A run of records:
═══

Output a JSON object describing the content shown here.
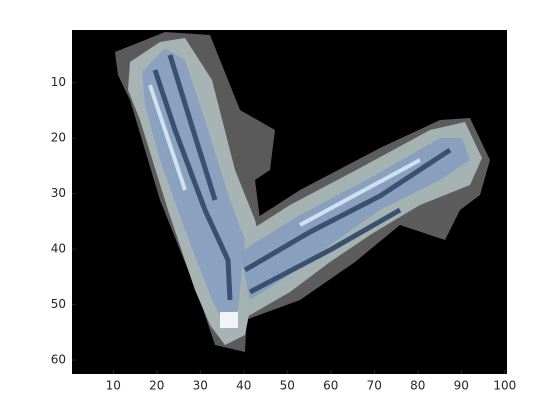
{
  "chart_data": {
    "type": "image",
    "xlim": [
      0.5,
      100.5
    ],
    "ylim": [
      0.5,
      62.5
    ],
    "ydir": "reverse",
    "xticks": [
      10,
      20,
      30,
      40,
      50,
      60,
      70,
      80,
      90,
      100
    ],
    "yticks": [
      10,
      20,
      30,
      40,
      50,
      60
    ]
  }
}
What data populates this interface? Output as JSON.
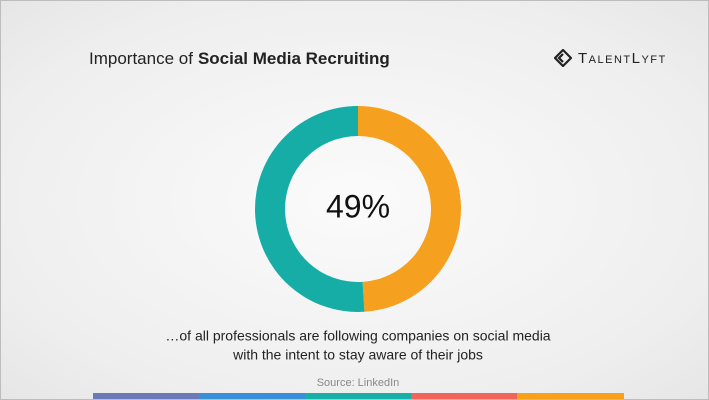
{
  "chart_data": {
    "type": "pie",
    "donut": true,
    "title": "Importance of",
    "title_bold": "Social Media Recruiting",
    "brand": "TalentLyft",
    "categories": [
      null,
      null
    ],
    "series": [
      {
        "colors": [
          "#f5a11f",
          "#15ada6"
        ],
        "values": [
          49,
          51
        ],
        "value_labels": [
          "49%",
          null
        ]
      }
    ],
    "caption": [
      "…of all professionals are following companies on social media",
      "with the intent to stay aware of their jobs"
    ],
    "source": "Source: LinkedIn"
  }
}
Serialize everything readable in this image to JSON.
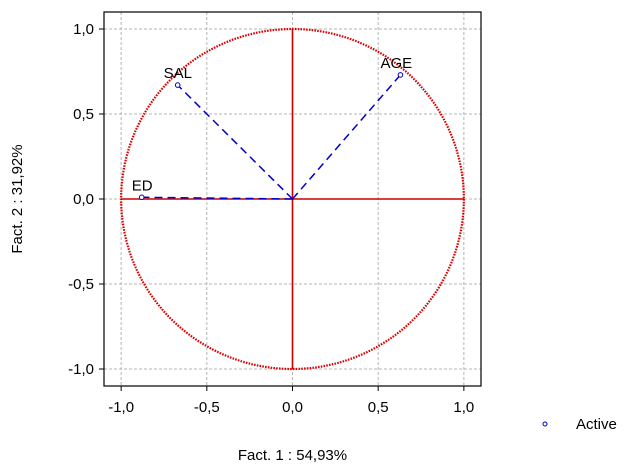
{
  "chart_data": {
    "type": "scatter",
    "subtype": "correlation-circle",
    "xlabel": "Fact. 1  : 54,93%",
    "ylabel": "Fact. 2  : 31,92%",
    "xlim": [
      -1.1,
      1.1
    ],
    "ylim": [
      -1.1,
      1.1
    ],
    "x_ticks": [
      -1.0,
      -0.5,
      0.0,
      0.5,
      1.0
    ],
    "x_tick_labels": [
      "-1,0",
      "-0,5",
      "0,0",
      "0,5",
      "1,0"
    ],
    "y_ticks": [
      1.0,
      0.5,
      0.0,
      -0.5,
      -1.0
    ],
    "y_tick_labels": [
      "1,0",
      "0,5",
      "0,0",
      "-0,5",
      "-1,0"
    ],
    "grid": true,
    "unit_circle": true,
    "legend_position": "bottom-right",
    "series": [
      {
        "name": "Active",
        "points": [
          {
            "label": "SAL",
            "x": -0.67,
            "y": 0.67
          },
          {
            "label": "AGE",
            "x": 0.63,
            "y": 0.73
          },
          {
            "label": "ED",
            "x": -0.88,
            "y": 0.01
          }
        ]
      }
    ],
    "colors": {
      "circle": "#dd0000",
      "axes_cross": "#cc0000",
      "vectors": "#0000cc",
      "points": "#0000cc",
      "grid": "#b4b4b4"
    }
  }
}
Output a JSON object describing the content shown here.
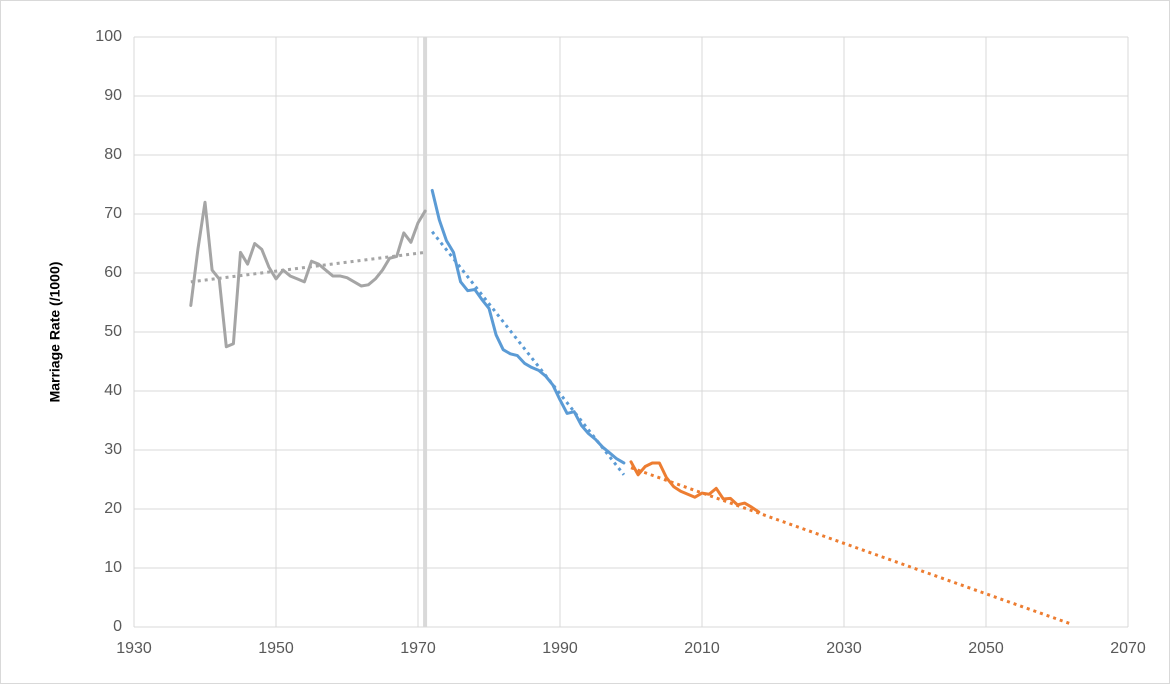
{
  "chart_data": {
    "type": "line",
    "y_label": "Marriage Rate (/1000)",
    "xlim": [
      1930,
      2070
    ],
    "xticks": [
      1930,
      1950,
      1970,
      1990,
      2010,
      2030,
      2050,
      2070
    ],
    "ylim": [
      0,
      100
    ],
    "yticks": [
      0,
      10,
      20,
      30,
      40,
      50,
      60,
      70,
      80,
      90,
      100
    ],
    "grid": true,
    "reference_line": {
      "x": 1971,
      "color": "#d9d9d9"
    },
    "series": [
      {
        "color": "#a5a5a5",
        "style": "solid",
        "x": [
          1938,
          1939,
          1940,
          1941,
          1942,
          1943,
          1944,
          1945,
          1946,
          1947,
          1948,
          1949,
          1950,
          1951,
          1952,
          1953,
          1954,
          1955,
          1956,
          1957,
          1958,
          1959,
          1960,
          1961,
          1962,
          1963,
          1964,
          1965,
          1966,
          1967,
          1968,
          1969,
          1970,
          1971
        ],
        "values": [
          54.5,
          64,
          72,
          60.5,
          59,
          47.5,
          48,
          63.5,
          61.5,
          65,
          64,
          61,
          59,
          60.5,
          59.5,
          59,
          58.5,
          62,
          61.5,
          60.5,
          59.5,
          59.5,
          59.2,
          58.5,
          57.8,
          58,
          59,
          60.5,
          62.5,
          62.8,
          66.8,
          65.2,
          68.5,
          70.5
        ]
      },
      {
        "color": "#a5a5a5",
        "style": "dotted",
        "x": [
          1938,
          1971
        ],
        "values": [
          58.5,
          63.5
        ]
      },
      {
        "color": "#5b9bd5",
        "style": "solid",
        "x": [
          1972,
          1973,
          1974,
          1975,
          1976,
          1977,
          1978,
          1979,
          1980,
          1981,
          1982,
          1983,
          1984,
          1985,
          1986,
          1987,
          1988,
          1989,
          1990,
          1991,
          1992,
          1993,
          1994,
          1995,
          1996,
          1997,
          1998,
          1999
        ],
        "values": [
          74,
          69,
          65.5,
          63.5,
          58.5,
          57,
          57.2,
          55.5,
          54,
          49.5,
          47,
          46.3,
          46,
          44.7,
          44,
          43.5,
          42.5,
          41,
          38.5,
          36.2,
          36.5,
          34.2,
          32.8,
          31.8,
          30.5,
          29.5,
          28.5,
          27.8
        ]
      },
      {
        "color": "#5b9bd5",
        "style": "dotted",
        "x": [
          1972,
          1999
        ],
        "values": [
          67,
          25.8
        ]
      },
      {
        "color": "#ed7d31",
        "style": "solid",
        "x": [
          2000,
          2001,
          2002,
          2003,
          2004,
          2005,
          2006,
          2007,
          2008,
          2009,
          2010,
          2011,
          2012,
          2013,
          2014,
          2015,
          2016,
          2017,
          2018
        ],
        "values": [
          28,
          25.8,
          27.2,
          27.8,
          27.8,
          25.3,
          23.8,
          23,
          22.5,
          22,
          22.7,
          22.5,
          23.5,
          21.7,
          21.8,
          20.7,
          21,
          20.3,
          19.5
        ]
      },
      {
        "color": "#ed7d31",
        "style": "dotted",
        "x": [
          2000,
          2062
        ],
        "values": [
          27,
          0.5
        ]
      }
    ]
  }
}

═══

## [YOUR TASK]
Repeat the lines above exactly, and keep every picture out.

## [FINAL RESULT]
Output a JSON object describing the content shown here.
{
  "chart_data": {
    "type": "image",
    "xlim": [
      0.5,
      100.5
    ],
    "ylim": [
      0.5,
      62.5
    ],
    "ydir": "reverse",
    "xticks": [
      10,
      20,
      30,
      40,
      50,
      60,
      70,
      80,
      90,
      100
    ],
    "yticks": [
      10,
      20,
      30,
      40,
      50,
      60
    ]
  }
}
What data populates this interface? Output as JSON.
{
  "chart_data": {
    "type": "pie",
    "donut": true,
    "title": "Importance of",
    "title_bold": "Social Media Recruiting",
    "brand": "TalentLyft",
    "categories": [
      null,
      null
    ],
    "series": [
      {
        "colors": [
          "#f5a11f",
          "#15ada6"
        ],
        "values": [
          49,
          51
        ],
        "value_labels": [
          "49%",
          null
        ]
      }
    ],
    "caption": [
      "…of all professionals are following companies on social media",
      "with the intent to stay aware of their jobs"
    ],
    "source": "Source: LinkedIn"
  }
}
Serialize everything readable in this image to JSON.
{
  "chart_data": {
    "type": "scatter",
    "subtype": "correlation-circle",
    "xlabel": "Fact. 1  : 54,93%",
    "ylabel": "Fact. 2  : 31,92%",
    "xlim": [
      -1.1,
      1.1
    ],
    "ylim": [
      -1.1,
      1.1
    ],
    "x_ticks": [
      -1.0,
      -0.5,
      0.0,
      0.5,
      1.0
    ],
    "x_tick_labels": [
      "-1,0",
      "-0,5",
      "0,0",
      "0,5",
      "1,0"
    ],
    "y_ticks": [
      1.0,
      0.5,
      0.0,
      -0.5,
      -1.0
    ],
    "y_tick_labels": [
      "1,0",
      "0,5",
      "0,0",
      "-0,5",
      "-1,0"
    ],
    "grid": true,
    "unit_circle": true,
    "legend_position": "bottom-right",
    "series": [
      {
        "name": "Active",
        "points": [
          {
            "label": "SAL",
            "x": -0.67,
            "y": 0.67
          },
          {
            "label": "AGE",
            "x": 0.63,
            "y": 0.73
          },
          {
            "label": "ED",
            "x": -0.88,
            "y": 0.01
          }
        ]
      }
    ],
    "colors": {
      "circle": "#dd0000",
      "axes_cross": "#cc0000",
      "vectors": "#0000cc",
      "points": "#0000cc",
      "grid": "#b4b4b4"
    }
  }
}
Output a JSON object describing the content shown here.
{
  "chart_data": {
    "type": "line",
    "y_label": "Marriage Rate (/1000)",
    "xlim": [
      1930,
      2070
    ],
    "xticks": [
      1930,
      1950,
      1970,
      1990,
      2010,
      2030,
      2050,
      2070
    ],
    "ylim": [
      0,
      100
    ],
    "yticks": [
      0,
      10,
      20,
      30,
      40,
      50,
      60,
      70,
      80,
      90,
      100
    ],
    "grid": true,
    "reference_line": {
      "x": 1971,
      "color": "#d9d9d9"
    },
    "series": [
      {
        "color": "#a5a5a5",
        "style": "solid",
        "x": [
          1938,
          1939,
          1940,
          1941,
          1942,
          1943,
          1944,
          1945,
          1946,
          1947,
          1948,
          1949,
          1950,
          1951,
          1952,
          1953,
          1954,
          1955,
          1956,
          1957,
          1958,
          1959,
          1960,
          1961,
          1962,
          1963,
          1964,
          1965,
          1966,
          1967,
          1968,
          1969,
          1970,
          1971
        ],
        "values": [
          54.5,
          64,
          72,
          60.5,
          59,
          47.5,
          48,
          63.5,
          61.5,
          65,
          64,
          61,
          59,
          60.5,
          59.5,
          59,
          58.5,
          62,
          61.5,
          60.5,
          59.5,
          59.5,
          59.2,
          58.5,
          57.8,
          58,
          59,
          60.5,
          62.5,
          62.8,
          66.8,
          65.2,
          68.5,
          70.5
        ]
      },
      {
        "color": "#a5a5a5",
        "style": "dotted",
        "x": [
          1938,
          1971
        ],
        "values": [
          58.5,
          63.5
        ]
      },
      {
        "color": "#5b9bd5",
        "style": "solid",
        "x": [
          1972,
          1973,
          1974,
          1975,
          1976,
          1977,
          1978,
          1979,
          1980,
          1981,
          1982,
          1983,
          1984,
          1985,
          1986,
          1987,
          1988,
          1989,
          1990,
          1991,
          1992,
          1993,
          1994,
          1995,
          1996,
          1997,
          1998,
          1999
        ],
        "values": [
          74,
          69,
          65.5,
          63.5,
          58.5,
          57,
          57.2,
          55.5,
          54,
          49.5,
          47,
          46.3,
          46,
          44.7,
          44,
          43.5,
          42.5,
          41,
          38.5,
          36.2,
          36.5,
          34.2,
          32.8,
          31.8,
          30.5,
          29.5,
          28.5,
          27.8
        ]
      },
      {
        "color": "#5b9bd5",
        "style": "dotted",
        "x": [
          1972,
          1999
        ],
        "values": [
          67,
          25.8
        ]
      },
      {
        "color": "#ed7d31",
        "style": "solid",
        "x": [
          2000,
          2001,
          2002,
          2003,
          2004,
          2005,
          2006,
          2007,
          2008,
          2009,
          2010,
          2011,
          2012,
          2013,
          2014,
          2015,
          2016,
          2017,
          2018
        ],
        "values": [
          28,
          25.8,
          27.2,
          27.8,
          27.8,
          25.3,
          23.8,
          23,
          22.5,
          22,
          22.7,
          22.5,
          23.5,
          21.7,
          21.8,
          20.7,
          21,
          20.3,
          19.5
        ]
      },
      {
        "color": "#ed7d31",
        "style": "dotted",
        "x": [
          2000,
          2062
        ],
        "values": [
          27,
          0.5
        ]
      }
    ]
  }
}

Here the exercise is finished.